[Stored data entries]
▼▼▼

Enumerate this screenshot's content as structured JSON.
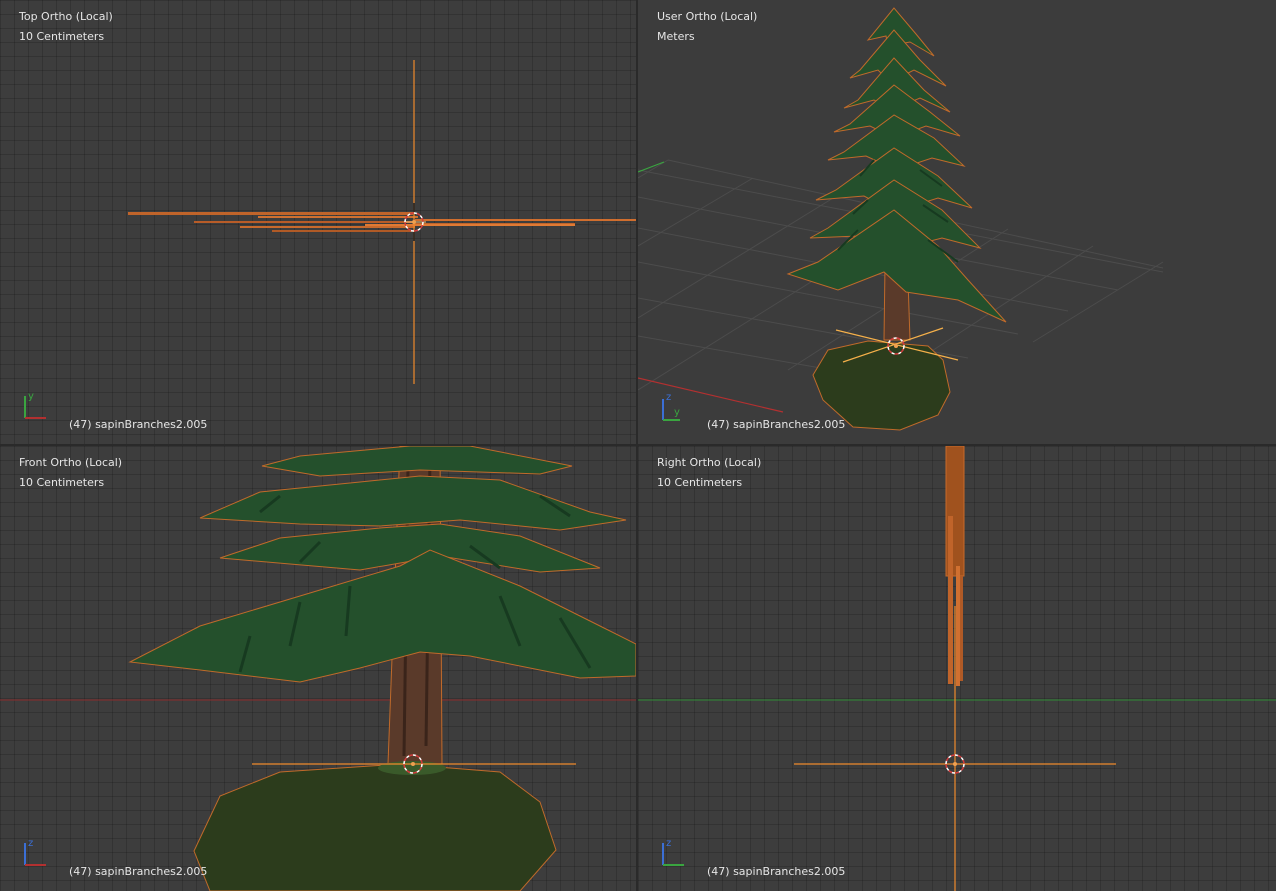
{
  "colors": {
    "viewport_bg": "#3d3d3d",
    "grid": "#353535",
    "selection_orange": "#f08a2c",
    "trunk_brown": "#5a3a2a",
    "foliage_green": "#24502c",
    "ground_green": "#2c3c1c",
    "axis_x": "#b33030",
    "axis_y": "#3aa540",
    "axis_z": "#3b6fd6"
  },
  "viewports": [
    {
      "id": "top",
      "title": "Top Ortho (Local)",
      "units": "10 Centimeters",
      "object": "(47) sapinBranches2.005",
      "axes": [
        "y"
      ]
    },
    {
      "id": "user",
      "title": "User Ortho (Local)",
      "units": "Meters",
      "object": "(47) sapinBranches2.005",
      "axes": [
        "z",
        "y"
      ]
    },
    {
      "id": "front",
      "title": "Front Ortho (Local)",
      "units": "10 Centimeters",
      "object": "(47) sapinBranches2.005",
      "axes": [
        "z"
      ]
    },
    {
      "id": "right",
      "title": "Right Ortho (Local)",
      "units": "10 Centimeters",
      "object": "(47) sapinBranches2.005",
      "axes": [
        "z"
      ]
    }
  ]
}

▲▲▲

WRITTEN EXERCISE - Repeat every record precisely. Any picture among them stays out of the copy.

TASK OUTPUT -
Enumerate this screenshot's content as structured JSON.
{
  "colors": {
    "viewport_bg": "#3d3d3d",
    "grid": "#353535",
    "selection_orange": "#f08a2c",
    "trunk_brown": "#5a3a2a",
    "foliage_green": "#24502c",
    "ground_green": "#2c3c1c",
    "axis_x": "#b33030",
    "axis_y": "#3aa540",
    "axis_z": "#3b6fd6"
  },
  "viewports": [
    {
      "id": "top",
      "title": "Top Ortho (Local)",
      "units": "10 Centimeters",
      "object": "(47) sapinBranches2.005",
      "axes": [
        "y"
      ]
    },
    {
      "id": "user",
      "title": "User Ortho (Local)",
      "units": "Meters",
      "object": "(47) sapinBranches2.005",
      "axes": [
        "z",
        "y"
      ]
    },
    {
      "id": "front",
      "title": "Front Ortho (Local)",
      "units": "10 Centimeters",
      "object": "(47) sapinBranches2.005",
      "axes": [
        "z"
      ]
    },
    {
      "id": "right",
      "title": "Right Ortho (Local)",
      "units": "10 Centimeters",
      "object": "(47) sapinBranches2.005",
      "axes": [
        "z"
      ]
    }
  ]
}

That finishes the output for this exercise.